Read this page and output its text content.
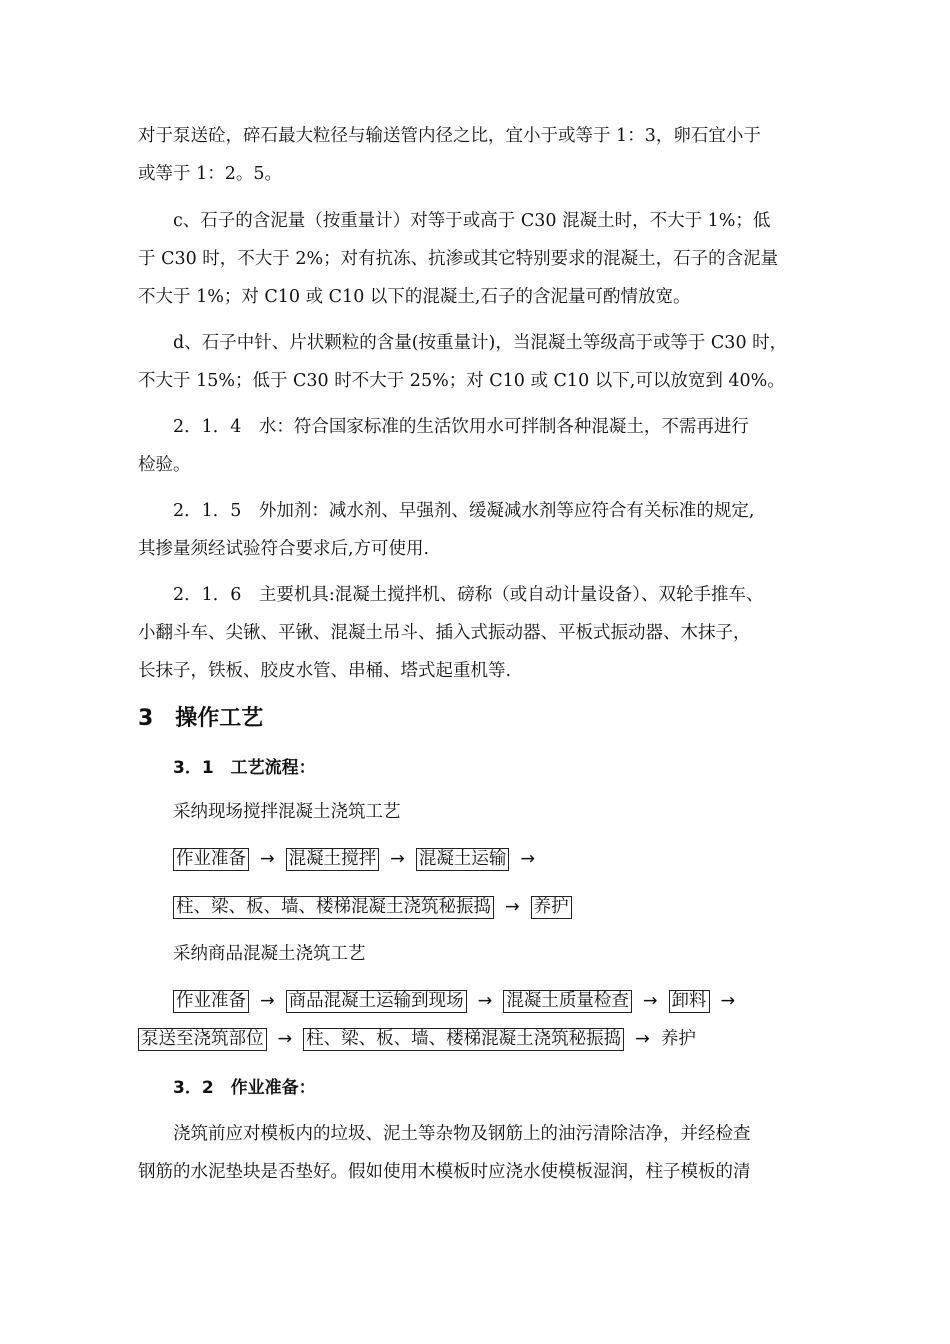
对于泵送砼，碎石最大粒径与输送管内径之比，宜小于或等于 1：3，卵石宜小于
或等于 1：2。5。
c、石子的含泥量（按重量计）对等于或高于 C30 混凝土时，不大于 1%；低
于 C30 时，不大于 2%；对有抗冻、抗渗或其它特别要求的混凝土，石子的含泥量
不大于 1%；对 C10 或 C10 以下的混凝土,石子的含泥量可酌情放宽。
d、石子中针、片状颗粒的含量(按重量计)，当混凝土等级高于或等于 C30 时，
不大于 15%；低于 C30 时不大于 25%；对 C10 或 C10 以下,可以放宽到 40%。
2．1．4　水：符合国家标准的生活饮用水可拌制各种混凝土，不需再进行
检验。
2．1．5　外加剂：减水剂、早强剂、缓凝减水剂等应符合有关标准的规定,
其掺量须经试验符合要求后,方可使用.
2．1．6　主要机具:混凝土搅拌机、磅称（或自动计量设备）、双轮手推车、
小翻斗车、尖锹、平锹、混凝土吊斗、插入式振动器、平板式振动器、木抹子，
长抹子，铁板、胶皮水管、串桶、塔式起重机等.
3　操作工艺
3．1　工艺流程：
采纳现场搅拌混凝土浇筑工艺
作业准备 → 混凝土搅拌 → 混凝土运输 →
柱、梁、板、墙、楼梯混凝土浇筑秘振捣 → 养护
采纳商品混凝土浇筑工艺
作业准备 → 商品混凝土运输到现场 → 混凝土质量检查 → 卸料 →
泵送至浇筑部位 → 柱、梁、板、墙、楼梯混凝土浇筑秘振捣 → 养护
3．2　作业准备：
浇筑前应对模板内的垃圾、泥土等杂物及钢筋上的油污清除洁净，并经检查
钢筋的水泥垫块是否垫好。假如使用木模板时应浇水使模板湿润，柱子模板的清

────────

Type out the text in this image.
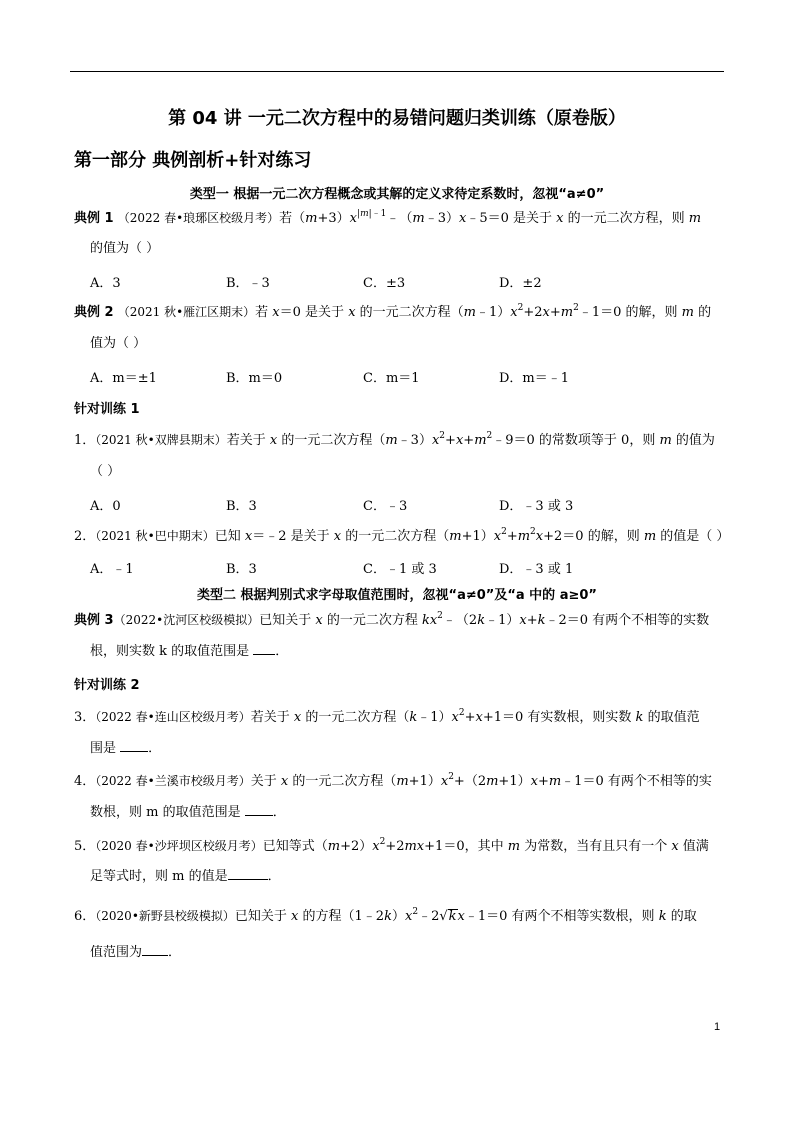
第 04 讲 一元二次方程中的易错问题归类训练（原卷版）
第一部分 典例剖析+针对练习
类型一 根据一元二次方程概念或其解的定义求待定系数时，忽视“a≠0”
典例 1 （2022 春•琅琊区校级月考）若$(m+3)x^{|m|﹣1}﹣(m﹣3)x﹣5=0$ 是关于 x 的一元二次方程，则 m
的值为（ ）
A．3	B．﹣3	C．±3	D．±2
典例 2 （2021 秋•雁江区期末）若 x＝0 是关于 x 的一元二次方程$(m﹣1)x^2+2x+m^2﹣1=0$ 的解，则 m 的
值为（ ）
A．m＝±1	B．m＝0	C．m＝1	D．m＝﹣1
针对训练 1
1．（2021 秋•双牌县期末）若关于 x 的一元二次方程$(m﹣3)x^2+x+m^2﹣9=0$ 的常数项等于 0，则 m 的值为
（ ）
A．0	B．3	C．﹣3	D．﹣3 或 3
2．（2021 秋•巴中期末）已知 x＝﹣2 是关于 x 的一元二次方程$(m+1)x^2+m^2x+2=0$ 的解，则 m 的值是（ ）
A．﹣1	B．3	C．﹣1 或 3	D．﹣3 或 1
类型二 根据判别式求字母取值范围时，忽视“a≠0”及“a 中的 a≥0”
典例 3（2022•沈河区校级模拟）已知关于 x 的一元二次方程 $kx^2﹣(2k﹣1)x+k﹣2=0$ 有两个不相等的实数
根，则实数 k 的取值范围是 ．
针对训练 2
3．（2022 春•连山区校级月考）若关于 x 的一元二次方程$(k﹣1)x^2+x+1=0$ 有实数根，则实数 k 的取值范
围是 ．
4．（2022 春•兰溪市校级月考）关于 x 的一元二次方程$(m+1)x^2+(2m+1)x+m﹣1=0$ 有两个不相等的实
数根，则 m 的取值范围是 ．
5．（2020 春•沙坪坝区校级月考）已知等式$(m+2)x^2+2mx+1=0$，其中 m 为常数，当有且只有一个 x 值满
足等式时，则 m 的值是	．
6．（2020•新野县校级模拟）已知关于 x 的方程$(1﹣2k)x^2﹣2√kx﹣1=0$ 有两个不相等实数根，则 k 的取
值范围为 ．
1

────────

Written request
Return every line above that contains the word "作业准备".

The response
作业准备 → 混凝土搅拌 → 混凝土运输 →
作业准备 → 商品混凝土运输到现场 → 混凝土质量检查 → 卸料 →
3．2　作业准备：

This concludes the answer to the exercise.